-- BEGIN --
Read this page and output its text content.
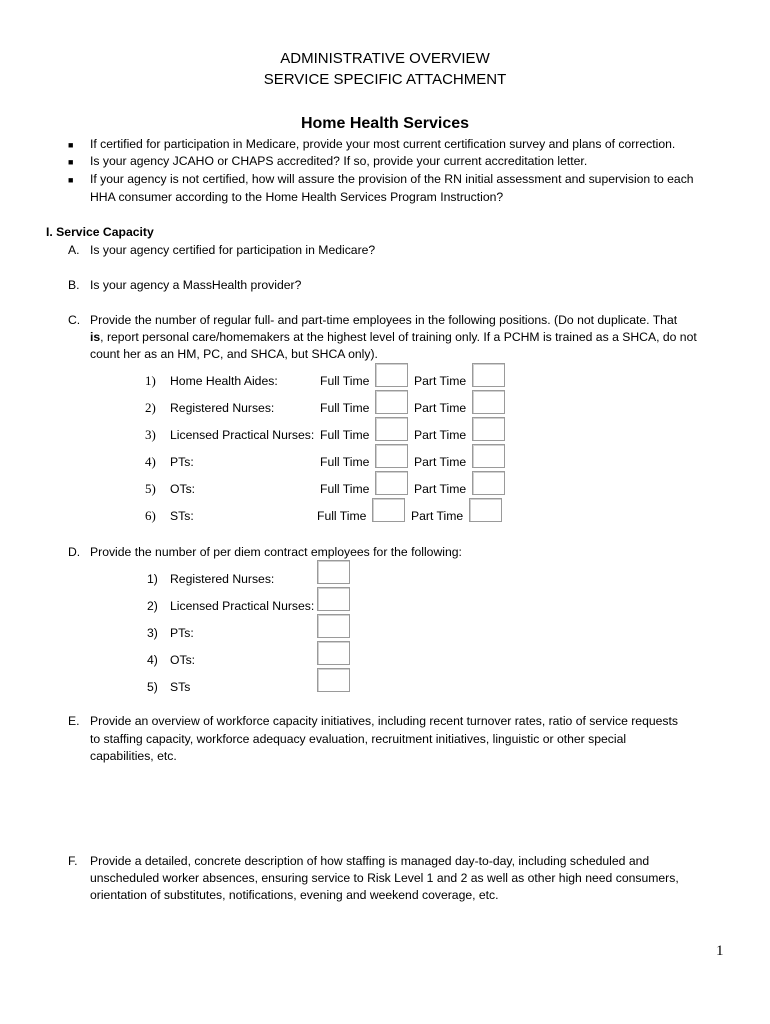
ADMINISTRATIVE OVERVIEW
SERVICE SPECIFIC ATTACHMENT
Home Health Services
■ If certified for participation in Medicare, provide your most current certification survey and plans of correction.
■ Is your agency JCAHO or CHAPS accredited? If so, provide your current accreditation letter.
■ If your agency is not certified, how will assure the provision of the RN initial assessment and supervision to each
HHA consumer according to the Home Health Services Program Instruction?
I. Service Capacity
A. Is your agency certified for participation in Medicare?
B. Is your agency a MassHealth provider?
C. Provide the number of regular full- and part-time employees in the following positions. (Do not duplicate. That
is, report personal care/homemakers at the highest level of training only. If a PCHM is trained as a SHCA, do not
count her as an HM, PC, and SHCA, but SHCA only).
1) Home Health Aides:	Full Time	Part Time
2) Registered Nurses:	Full Time	Part Time
3) Licensed Practical Nurses: Full Time	Part Time
4) PTs:	Full Time	Part Time
5) OTs:	Full Time	Part Time
6) STs:	Full Time	Part Time
D. Provide the number of per diem contract employees for the following:
1) Registered Nurses:
2) Licensed Practical Nurses:
3) PTs:
4) OTs:
5) STs
E. Provide an overview of workforce capacity initiatives, including recent turnover rates, ratio of service requests
to staffing capacity, workforce adequacy evaluation, recruitment initiatives, linguistic or other special
capabilities, etc.
F. Provide a detailed, concrete description of how staffing is managed day-to-day, including scheduled and
unscheduled worker absences, ensuring service to Risk Level 1 and 2 as well as other high need consumers,
orientation of substitutes, notifications, evening and weekend coverage, etc.
1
-- END --
▸ Stated task:
In your copy of the listing above, reproduce each line exactly and omit all pictures.

▸ Answer:
Read this page and output its text content.
ADMINISTRATIVE OVERVIEW
SERVICE SPECIFIC ATTACHMENT
Home Health Services
■ If certified for participation in Medicare, provide your most current certification survey and plans of correction.
■ Is your agency JCAHO or CHAPS accredited? If so, provide your current accreditation letter.
■ If your agency is not certified, how will assure the provision of the RN initial assessment and supervision to each
HHA consumer according to the Home Health Services Program Instruction?
I. Service Capacity
A. Is your agency certified for participation in Medicare?
B. Is your agency a MassHealth provider?
C. Provide the number of regular full- and part-time employees in the following positions. (Do not duplicate. That
is, report personal care/homemakers at the highest level of training only. If a PCHM is trained as a SHCA, do not
count her as an HM, PC, and SHCA, but SHCA only).
1) Home Health Aides:	Full Time	Part Time
2) Registered Nurses:	Full Time	Part Time
3) Licensed Practical Nurses: Full Time	Part Time
4) PTs:	Full Time	Part Time
5) OTs:	Full Time	Part Time
6) STs:	Full Time	Part Time
D. Provide the number of per diem contract employees for the following:
1) Registered Nurses:
2) Licensed Practical Nurses:
3) PTs:
4) OTs:
5) STs
E. Provide an overview of workforce capacity initiatives, including recent turnover rates, ratio of service requests
to staffing capacity, workforce adequacy evaluation, recruitment initiatives, linguistic or other special
capabilities, etc.
F. Provide a detailed, concrete description of how staffing is managed day-to-day, including scheduled and
unscheduled worker absences, ensuring service to Risk Level 1 and 2 as well as other high need consumers,
orientation of substitutes, notifications, evening and weekend coverage, etc.
1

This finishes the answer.